▶ **REQUIREMENT**:
Every line of the listing must be reproduced as it stands. Leave the images behind.

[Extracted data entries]
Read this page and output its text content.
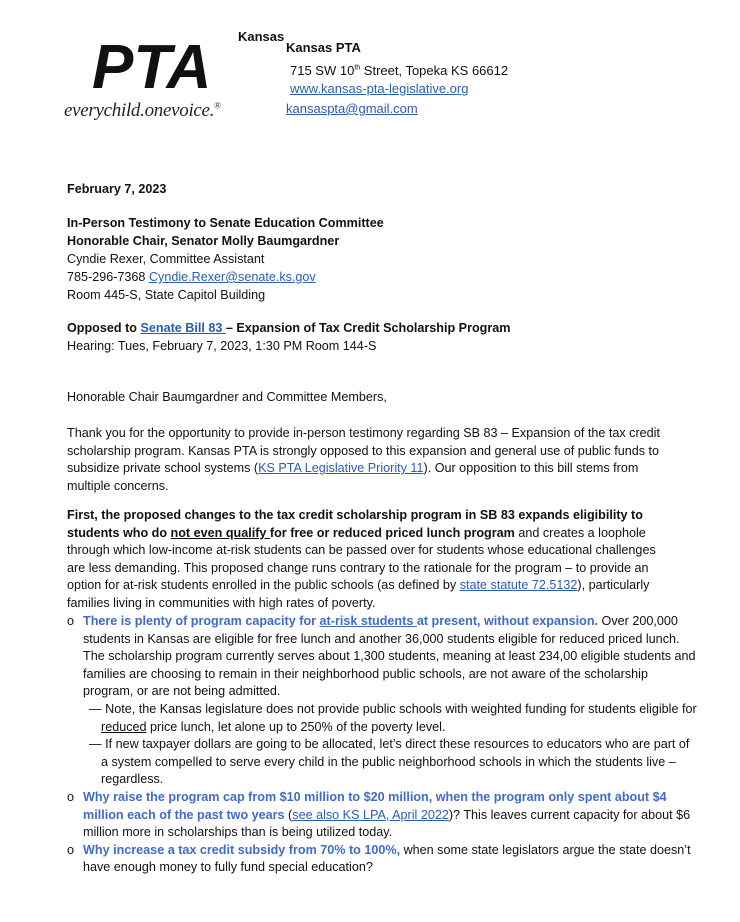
PTA
everychild.onevoice.®
Kansas
Kansas PTA
715 SW 10th Street, Topeka KS 66612
www.kansas-pta-legislative.org
kansaspta@gmail.com
February 7, 2023
In-Person Testimony to Senate Education Committee
Honorable Chair, Senator Molly Baumgardner
Cyndie Rexer, Committee Assistant
785-296-7368 Cyndie.Rexer@senate.ks.gov
Room 445-S, State Capitol Building
Opposed to Senate Bill 83 – Expansion of Tax Credit Scholarship Program
Hearing: Tues, February 7, 2023, 1:30 PM Room 144-S
Honorable Chair Baumgardner and Committee Members,

Thank you for the opportunity to provide in-person testimony regarding SB 83 – Expansion of the tax credit scholarship program. Kansas PTA is strongly opposed to this expansion and general use of public funds to subsidize private school systems (KS PTA Legislative Priority 11). Our opposition to this bill stems from multiple concerns.

First, the proposed changes to the tax credit scholarship program in SB 83 expands eligibility to students who do not even qualify for free or reduced priced lunch program and creates a loophole through which low-income at-risk students can be passed over for students whose educational challenges are less demanding. This proposed change runs contrary to the rationale for the program – to provide an option for at-risk students enrolled in the public schools (as defined by state statute 72.5132), particularly families living in communities with high rates of poverty.

o There is plenty of program capacity for at-risk students at present, without expansion. Over 200,000 students in Kansas are eligible for free lunch and another 36,000 students eligible for reduced priced lunch. The scholarship program currently serves about 1,300 students, meaning at least 234,00 eligible students and families are choosing to remain in their neighborhood public schools, are not aware of the scholarship program, or are not being admitted.
— Note, the Kansas legislature does not provide public schools with weighted funding for students eligible for reduced price lunch, let alone up to 250% of the poverty level.
— If new taxpayer dollars are going to be allocated, let’s direct these resources to educators who are part of a system compelled to serve every child in the public neighborhood schools in which the students live – regardless.
o Why raise the program cap from $10 million to $20 million, when the program only spent about $4 million each of the past two years (see also KS LPA, April 2022)? This leaves current capacity for about $6 million more in scholarships than is being utilized today.
o Why increase a tax credit subsidy from 70% to 100%, when some state legislators argue the state doesn’t have enough money to fully fund special education?
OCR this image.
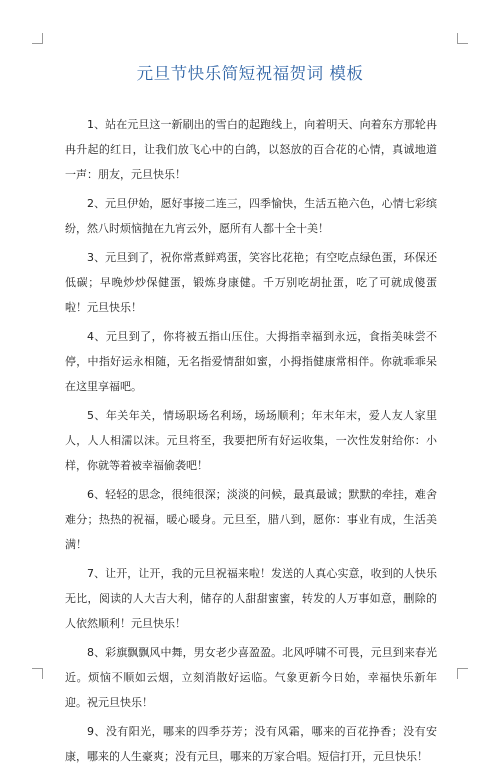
元旦节快乐简短祝福贺词 模板

1、站在元旦这一新刷出的雪白的起跑线上，向着明天、向着东方那轮冉冉升起的红日，让我们放飞心中的白鸽，以怒放的百合花的心情，真诚地道一声：朋友，元旦快乐！

2、元旦伊始，愿好事接二连三，四季愉快，生活五艳六色，心情七彩缤纷，然八时烦恼抛在九宵云外，愿所有人都十全十美！

3、元旦到了，祝你常煮鲜鸡蛋，笑容比花艳；有空吃点绿色蛋，环保还低碳；早晚炒炒保健蛋，锻炼身康健。千万别吃胡扯蛋，吃了可就成傻蛋啦！元旦快乐！

4、元旦到了，你将被五指山压住。大拇指幸福到永远，食指美味尝不停，中指好运永相随，无名指爱情甜如蜜，小拇指健康常相伴。你就乖乖呆在这里享福吧。

5、年关年关，情场职场名利场，场场顺利；年末年末，爱人友人家里人，人人相濡以沫。元旦将至，我要把所有好运收集，一次性发射给你：小样，你就等着被幸福偷袭吧！

6、轻轻的思念，很纯很深；淡淡的问候，最真最诚；默默的牵挂，难舍难分；热热的祝福，暖心暖身。元旦至，腊八到，愿你：事业有成，生活美满！

7、让开，让开，我的元旦祝福来啦！发送的人真心实意，收到的人快乐无比，阅读的人大吉大利，储存的人甜甜蜜蜜，转发的人万事如意，删除的人依然顺利！元旦快乐！

8、彩旗飘飘风中舞，男女老少喜盈盈。北风呼啸不可畏，元旦到来春光近。烦恼不顺如云烟，立刻消散好运临。气象更新今日始，幸福快乐新年迎。祝元旦快乐！

9、没有阳光，哪来的四季芬芳；没有风霜，哪来的百花挣香；没有安康，哪来的人生豪爽；没有元旦，哪来的万家合唱。短信打开，元旦快乐！
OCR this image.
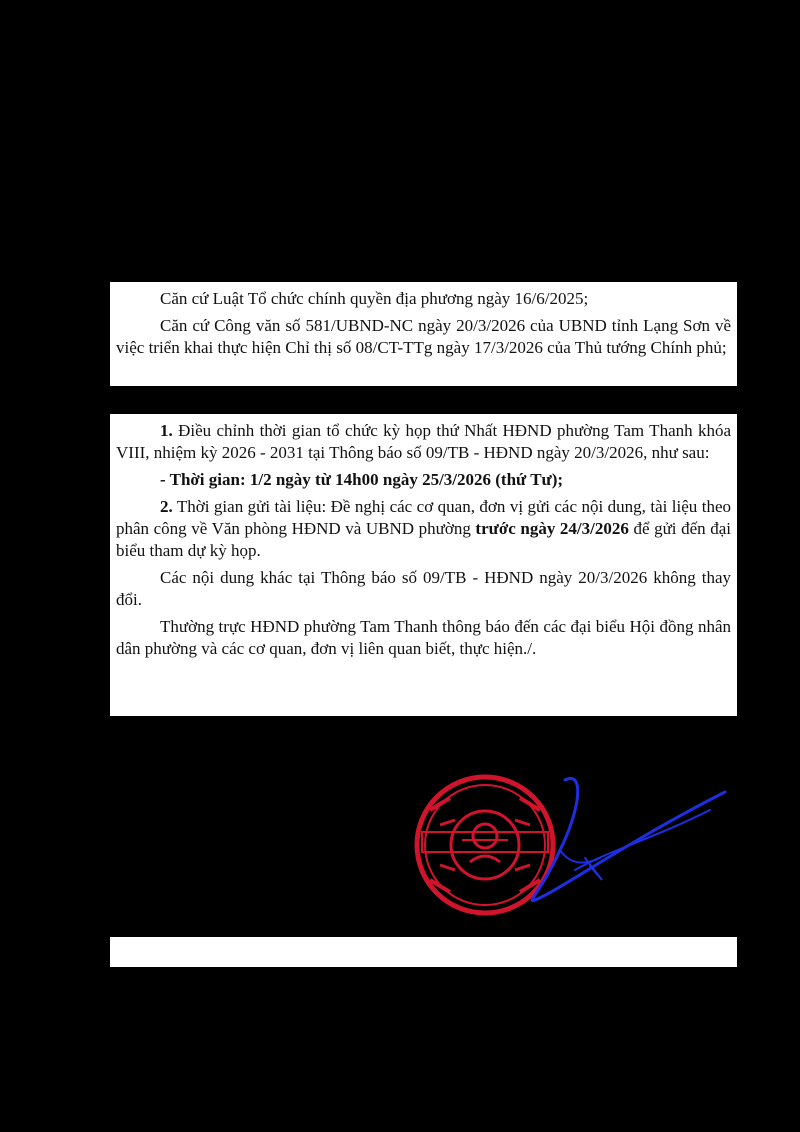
Căn cứ Luật Tổ chức chính quyền địa phương ngày 16/6/2025;

Căn cứ Công văn số 581/UBND-NC ngày 20/3/2026 của UBND tỉnh Lạng Sơn về việc triển khai thực hiện Chỉ thị số 08/CT-TTg ngày 17/3/2026 của Thủ tướng Chính phủ;

1. Điều chỉnh thời gian tổ chức kỳ họp thứ Nhất HĐND phường Tam Thanh khóa VIII, nhiệm kỳ 2026 - 2031 tại Thông báo số 09/TB - HĐND ngày 20/3/2026, như sau:

- Thời gian: 1/2 ngày từ 14h00 ngày 25/3/2026 (thứ Tư);

2. Thời gian gửi tài liệu: Đề nghị các cơ quan, đơn vị gửi các nội dung, tài liệu theo phân công về Văn phòng HĐND và UBND phường trước ngày 24/3/2026 để gửi đến đại biểu tham dự kỳ họp.

Các nội dung khác tại Thông báo số 09/TB - HĐND ngày 20/3/2026 không thay đổi.

Thường trực HĐND phường Tam Thanh thông báo đến các đại biểu Hội đồng nhân dân phường và các cơ quan, đơn vị liên quan biết, thực hiện./.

▶ **RIGHT ANSWER**:
Read this page and output its text content.
PTA
everychild.onevoice.®
Kansas
Kansas PTA
715 SW 10th Street, Topeka KS 66612
www.kansas-pta-legislative.org
kansaspta@gmail.com
February 7, 2023
In-Person Testimony to Senate Education Committee
Honorable Chair, Senator Molly Baumgardner
Cyndie Rexer, Committee Assistant
785-296-7368 Cyndie.Rexer@senate.ks.gov
Room 445-S, State Capitol Building
Opposed to Senate Bill 83 – Expansion of Tax Credit Scholarship Program
Hearing: Tues, February 7, 2023, 1:30 PM Room 144-S
Honorable Chair Baumgardner and Committee Members,

Thank you for the opportunity to provide in-person testimony regarding SB 83 – Expansion of the tax credit scholarship program. Kansas PTA is strongly opposed to this expansion and general use of public funds to subsidize private school systems (KS PTA Legislative Priority 11). Our opposition to this bill stems from multiple concerns.

First, the proposed changes to the tax credit scholarship program in SB 83 expands eligibility to students who do not even qualify for free or reduced priced lunch program and creates a loophole through which low-income at-risk students can be passed over for students whose educational challenges are less demanding. This proposed change runs contrary to the rationale for the program – to provide an option for at-risk students enrolled in the public schools (as defined by state statute 72.5132), particularly families living in communities with high rates of poverty.

o There is plenty of program capacity for at-risk students at present, without expansion. Over 200,000 students in Kansas are eligible for free lunch and another 36,000 students eligible for reduced priced lunch. The scholarship program currently serves about 1,300 students, meaning at least 234,00 eligible students and families are choosing to remain in their neighborhood public schools, are not aware of the scholarship program, or are not being admitted.
— Note, the Kansas legislature does not provide public schools with weighted funding for students eligible for reduced price lunch, let alone up to 250% of the poverty level.
— If new taxpayer dollars are going to be allocated, let’s direct these resources to educators who are part of a system compelled to serve every child in the public neighborhood schools in which the students live – regardless.
o Why raise the program cap from $10 million to $20 million, when the program only spent about $4 million each of the past two years (see also KS LPA, April 2022)? This leaves current capacity for about $6 million more in scholarships than is being utilized today.
o Why increase a tax credit subsidy from 70% to 100%, when some state legislators argue the state doesn’t have enough money to fully fund special education?
OCR this image.
元旦节快乐简短祝福贺词 模板

1、站在元旦这一新刷出的雪白的起跑线上，向着明天、向着东方那轮冉冉升起的红日，让我们放飞心中的白鸽，以怒放的百合花的心情，真诚地道一声：朋友，元旦快乐！

2、元旦伊始，愿好事接二连三，四季愉快，生活五艳六色，心情七彩缤纷，然八时烦恼抛在九宵云外，愿所有人都十全十美！

3、元旦到了，祝你常煮鲜鸡蛋，笑容比花艳；有空吃点绿色蛋，环保还低碳；早晚炒炒保健蛋，锻炼身康健。千万别吃胡扯蛋，吃了可就成傻蛋啦！元旦快乐！

4、元旦到了，你将被五指山压住。大拇指幸福到永远，食指美味尝不停，中指好运永相随，无名指爱情甜如蜜，小拇指健康常相伴。你就乖乖呆在这里享福吧。

5、年关年关，情场职场名利场，场场顺利；年末年末，爱人友人家里人，人人相濡以沫。元旦将至，我要把所有好运收集，一次性发射给你：小样，你就等着被幸福偷袭吧！

6、轻轻的思念，很纯很深；淡淡的问候，最真最诚；默默的牵挂，难舍难分；热热的祝福，暖心暖身。元旦至，腊八到，愿你：事业有成，生活美满！

7、让开，让开，我的元旦祝福来啦！发送的人真心实意，收到的人快乐无比，阅读的人大吉大利，储存的人甜甜蜜蜜，转发的人万事如意，删除的人依然顺利！元旦快乐！

8、彩旗飘飘风中舞，男女老少喜盈盈。北风呼啸不可畏，元旦到来春光近。烦恼不顺如云烟，立刻消散好运临。气象更新今日始，幸福快乐新年迎。祝元旦快乐！

9、没有阳光，哪来的四季芬芳；没有风霜，哪来的百花挣香；没有安康，哪来的人生豪爽；没有元旦，哪来的万家合唱。短信打开，元旦快乐！
OCR this image.
Căn cứ Luật Tổ chức chính quyền địa phương ngày 16/6/2025;

Căn cứ Công văn số 581/UBND-NC ngày 20/3/2026 của UBND tỉnh Lạng Sơn về việc triển khai thực hiện Chỉ thị số 08/CT-TTg ngày 17/3/2026 của Thủ tướng Chính phủ;

1. Điều chỉnh thời gian tổ chức kỳ họp thứ Nhất HĐND phường Tam Thanh khóa VIII, nhiệm kỳ 2026 - 2031 tại Thông báo số 09/TB - HĐND ngày 20/3/2026, như sau:

- Thời gian: 1/2 ngày từ 14h00 ngày 25/3/2026 (thứ Tư);

2. Thời gian gửi tài liệu: Đề nghị các cơ quan, đơn vị gửi các nội dung, tài liệu theo phân công về Văn phòng HĐND và UBND phường trước ngày 24/3/2026 để gửi đến đại biểu tham dự kỳ họp.

Các nội dung khác tại Thông báo số 09/TB - HĐND ngày 20/3/2026 không thay đổi.

Thường trực HĐND phường Tam Thanh thông báo đến các đại biểu Hội đồng nhân dân phường và các cơ quan, đơn vị liên quan biết, thực hiện./.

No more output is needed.